[Records from a data source]
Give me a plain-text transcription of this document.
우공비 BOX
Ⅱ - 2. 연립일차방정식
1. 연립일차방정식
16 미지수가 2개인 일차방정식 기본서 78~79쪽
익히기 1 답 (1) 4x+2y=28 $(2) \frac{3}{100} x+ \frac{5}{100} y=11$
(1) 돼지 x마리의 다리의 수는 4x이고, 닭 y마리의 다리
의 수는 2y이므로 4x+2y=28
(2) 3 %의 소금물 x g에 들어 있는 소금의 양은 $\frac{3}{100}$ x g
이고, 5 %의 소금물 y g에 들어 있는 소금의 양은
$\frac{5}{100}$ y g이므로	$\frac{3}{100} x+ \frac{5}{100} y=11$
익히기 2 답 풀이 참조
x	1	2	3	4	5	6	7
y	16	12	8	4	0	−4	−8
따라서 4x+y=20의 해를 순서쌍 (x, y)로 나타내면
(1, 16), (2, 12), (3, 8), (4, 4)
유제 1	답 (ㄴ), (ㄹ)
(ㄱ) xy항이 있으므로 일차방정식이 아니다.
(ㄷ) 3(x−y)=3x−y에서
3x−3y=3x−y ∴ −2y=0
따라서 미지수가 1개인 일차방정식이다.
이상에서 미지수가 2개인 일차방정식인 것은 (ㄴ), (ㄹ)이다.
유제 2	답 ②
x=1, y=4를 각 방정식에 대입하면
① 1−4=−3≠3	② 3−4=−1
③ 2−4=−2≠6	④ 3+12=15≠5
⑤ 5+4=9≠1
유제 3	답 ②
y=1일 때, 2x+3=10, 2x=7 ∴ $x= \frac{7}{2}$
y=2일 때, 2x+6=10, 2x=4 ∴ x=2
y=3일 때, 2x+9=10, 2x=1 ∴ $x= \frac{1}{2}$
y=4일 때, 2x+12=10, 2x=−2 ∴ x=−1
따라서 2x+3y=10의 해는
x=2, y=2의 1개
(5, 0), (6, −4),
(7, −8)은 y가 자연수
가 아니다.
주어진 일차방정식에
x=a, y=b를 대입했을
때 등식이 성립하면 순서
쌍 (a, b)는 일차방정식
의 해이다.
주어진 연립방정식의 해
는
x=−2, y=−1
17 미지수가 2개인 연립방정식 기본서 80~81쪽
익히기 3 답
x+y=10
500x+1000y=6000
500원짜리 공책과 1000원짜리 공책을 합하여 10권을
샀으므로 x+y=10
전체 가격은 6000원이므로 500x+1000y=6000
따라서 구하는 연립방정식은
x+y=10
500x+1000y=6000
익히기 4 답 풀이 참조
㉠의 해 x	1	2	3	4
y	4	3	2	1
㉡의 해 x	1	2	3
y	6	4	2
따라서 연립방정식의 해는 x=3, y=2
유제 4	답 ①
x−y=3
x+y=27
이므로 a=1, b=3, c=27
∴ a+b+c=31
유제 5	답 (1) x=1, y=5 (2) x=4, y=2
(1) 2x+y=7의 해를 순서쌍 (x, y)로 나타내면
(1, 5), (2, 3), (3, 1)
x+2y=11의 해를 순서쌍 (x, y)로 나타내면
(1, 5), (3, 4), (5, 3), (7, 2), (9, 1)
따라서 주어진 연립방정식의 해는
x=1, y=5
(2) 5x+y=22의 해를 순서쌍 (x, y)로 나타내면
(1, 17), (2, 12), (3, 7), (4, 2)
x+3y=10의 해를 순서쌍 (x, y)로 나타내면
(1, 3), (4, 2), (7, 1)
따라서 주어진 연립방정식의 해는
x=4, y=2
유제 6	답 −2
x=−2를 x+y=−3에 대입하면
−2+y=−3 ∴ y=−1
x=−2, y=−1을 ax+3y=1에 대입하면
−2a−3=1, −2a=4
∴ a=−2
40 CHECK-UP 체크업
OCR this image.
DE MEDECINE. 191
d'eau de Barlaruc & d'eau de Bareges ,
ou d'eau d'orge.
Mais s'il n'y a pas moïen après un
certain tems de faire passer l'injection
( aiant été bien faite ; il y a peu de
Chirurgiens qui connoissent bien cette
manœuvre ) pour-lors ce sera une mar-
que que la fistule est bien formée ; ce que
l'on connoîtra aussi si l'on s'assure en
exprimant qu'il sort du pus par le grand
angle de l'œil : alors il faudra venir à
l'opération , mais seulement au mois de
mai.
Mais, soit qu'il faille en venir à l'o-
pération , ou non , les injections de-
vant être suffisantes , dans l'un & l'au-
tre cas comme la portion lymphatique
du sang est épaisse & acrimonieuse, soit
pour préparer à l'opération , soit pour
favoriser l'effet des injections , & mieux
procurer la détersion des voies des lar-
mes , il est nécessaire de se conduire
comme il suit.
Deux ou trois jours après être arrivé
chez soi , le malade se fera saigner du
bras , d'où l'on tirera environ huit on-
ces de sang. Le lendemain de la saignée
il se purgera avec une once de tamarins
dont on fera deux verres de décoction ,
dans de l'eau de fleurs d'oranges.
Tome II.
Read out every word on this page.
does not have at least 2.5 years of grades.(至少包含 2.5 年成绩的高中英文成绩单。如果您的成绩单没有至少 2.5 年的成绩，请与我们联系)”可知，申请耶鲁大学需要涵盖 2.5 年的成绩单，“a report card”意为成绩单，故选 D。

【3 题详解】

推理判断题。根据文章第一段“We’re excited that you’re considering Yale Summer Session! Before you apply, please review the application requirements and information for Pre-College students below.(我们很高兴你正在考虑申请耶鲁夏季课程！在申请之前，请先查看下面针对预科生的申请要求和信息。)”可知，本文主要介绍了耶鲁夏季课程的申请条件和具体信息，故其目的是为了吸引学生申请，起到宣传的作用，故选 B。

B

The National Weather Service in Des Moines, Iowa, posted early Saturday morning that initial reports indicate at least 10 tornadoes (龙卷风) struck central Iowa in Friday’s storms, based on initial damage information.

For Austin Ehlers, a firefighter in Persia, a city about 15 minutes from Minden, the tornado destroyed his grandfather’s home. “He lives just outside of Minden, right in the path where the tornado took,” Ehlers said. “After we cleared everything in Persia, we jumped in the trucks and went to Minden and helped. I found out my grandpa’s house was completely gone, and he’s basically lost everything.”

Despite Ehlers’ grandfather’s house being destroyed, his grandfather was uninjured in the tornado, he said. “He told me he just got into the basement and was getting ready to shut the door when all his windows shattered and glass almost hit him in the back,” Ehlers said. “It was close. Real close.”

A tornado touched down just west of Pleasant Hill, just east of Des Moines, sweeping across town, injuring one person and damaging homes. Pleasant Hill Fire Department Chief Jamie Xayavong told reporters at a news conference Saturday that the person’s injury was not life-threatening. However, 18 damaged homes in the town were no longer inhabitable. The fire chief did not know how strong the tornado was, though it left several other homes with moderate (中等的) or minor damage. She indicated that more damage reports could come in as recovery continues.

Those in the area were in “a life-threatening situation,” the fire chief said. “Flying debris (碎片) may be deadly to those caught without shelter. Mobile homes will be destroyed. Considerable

Task requirements:
Report every line containing the word "this" from the listing above.

Problem solution:
Give me a plain-text transcription of this document.
OCR this image.
Read out every word on this page.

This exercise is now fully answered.